- [Items]:
+ + + + + + +
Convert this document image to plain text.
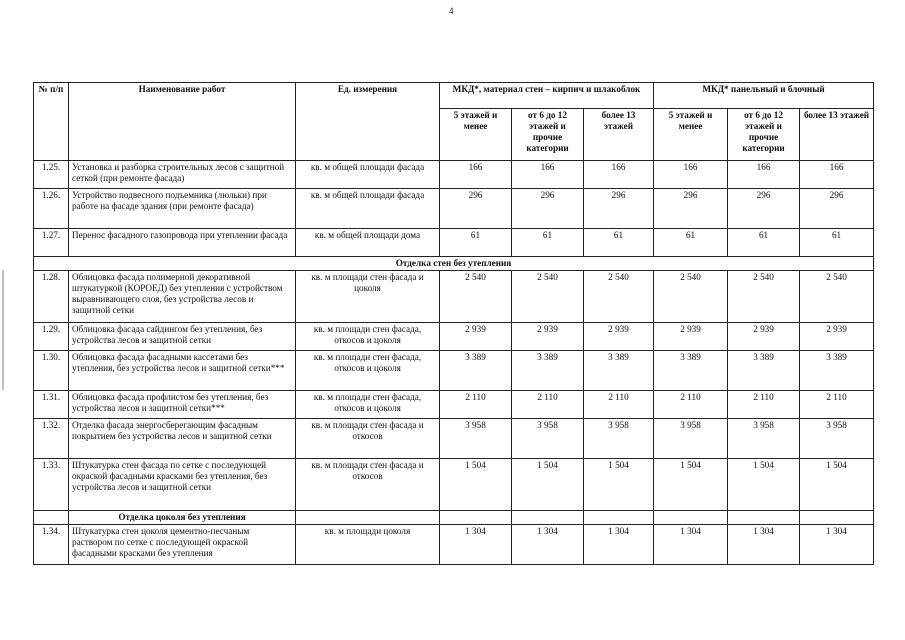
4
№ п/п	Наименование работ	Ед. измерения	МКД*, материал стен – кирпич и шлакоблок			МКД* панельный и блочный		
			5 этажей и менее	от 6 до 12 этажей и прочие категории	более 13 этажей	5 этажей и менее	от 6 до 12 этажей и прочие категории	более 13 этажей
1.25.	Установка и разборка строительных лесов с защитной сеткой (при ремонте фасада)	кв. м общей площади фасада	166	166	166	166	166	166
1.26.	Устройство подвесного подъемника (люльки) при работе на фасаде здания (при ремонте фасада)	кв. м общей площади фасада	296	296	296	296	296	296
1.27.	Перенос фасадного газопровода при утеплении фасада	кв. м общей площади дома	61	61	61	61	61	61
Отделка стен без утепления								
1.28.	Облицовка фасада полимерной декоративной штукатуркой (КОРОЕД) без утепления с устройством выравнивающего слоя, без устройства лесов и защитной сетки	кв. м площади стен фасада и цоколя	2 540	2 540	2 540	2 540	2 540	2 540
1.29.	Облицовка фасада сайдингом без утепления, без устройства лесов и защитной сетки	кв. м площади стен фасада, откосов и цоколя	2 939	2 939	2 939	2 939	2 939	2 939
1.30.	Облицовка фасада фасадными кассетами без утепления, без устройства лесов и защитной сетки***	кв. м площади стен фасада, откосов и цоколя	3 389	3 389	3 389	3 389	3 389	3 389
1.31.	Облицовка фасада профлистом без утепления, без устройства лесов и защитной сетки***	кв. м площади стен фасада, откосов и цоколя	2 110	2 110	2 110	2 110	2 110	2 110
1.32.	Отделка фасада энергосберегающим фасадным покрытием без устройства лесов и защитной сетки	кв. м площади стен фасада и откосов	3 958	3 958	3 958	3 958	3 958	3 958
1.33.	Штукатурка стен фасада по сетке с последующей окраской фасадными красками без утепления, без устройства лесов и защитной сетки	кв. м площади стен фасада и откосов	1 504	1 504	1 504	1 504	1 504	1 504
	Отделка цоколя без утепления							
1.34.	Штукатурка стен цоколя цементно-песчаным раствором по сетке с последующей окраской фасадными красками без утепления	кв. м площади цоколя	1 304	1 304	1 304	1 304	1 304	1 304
+ + + + + + +
- [Task requirements]:
Return each line in the records that holds the string "последующей".

- [Completed task]:
1.33.	Штукатурка стен фасада по сетке с последующей окраской фасадными красками без утепления, без устройства лесов и защитной сетки	кв. м площади стен фасада и откосов	1 504	1 504	1 504	1 504	1 504	1 504
1.34.	Штукатурка стен цоколя цементно-песчаным раствором по сетке с последующей окраской фасадными красками без утепления	кв. м площади цоколя	1 304	1 304	1 304	1 304	1 304	1 304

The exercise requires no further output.